* DIRECTIVE: Each line that follows should be printed again exactly as it stands.

* RECORDS SUPPLIED:
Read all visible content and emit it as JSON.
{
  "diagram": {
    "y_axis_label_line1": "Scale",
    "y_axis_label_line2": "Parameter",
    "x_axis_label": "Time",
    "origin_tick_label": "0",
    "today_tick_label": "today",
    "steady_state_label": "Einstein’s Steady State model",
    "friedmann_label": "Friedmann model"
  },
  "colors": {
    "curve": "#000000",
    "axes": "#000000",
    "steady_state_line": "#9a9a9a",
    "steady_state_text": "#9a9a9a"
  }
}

* EXPECTED OUTPUT:
Read all visible content and emit it as JSON.
{
  "diagram": {
    "y_axis_label_line1": "Scale",
    "y_axis_label_line2": "Parameter",
    "x_axis_label": "Time",
    "origin_tick_label": "0",
    "today_tick_label": "today",
    "steady_state_label": "Einstein’s Steady State model",
    "friedmann_label": "Friedmann model"
  },
  "colors": {
    "curve": "#000000",
    "axes": "#000000",
    "steady_state_line": "#9a9a9a",
    "steady_state_text": "#9a9a9a"
  }
}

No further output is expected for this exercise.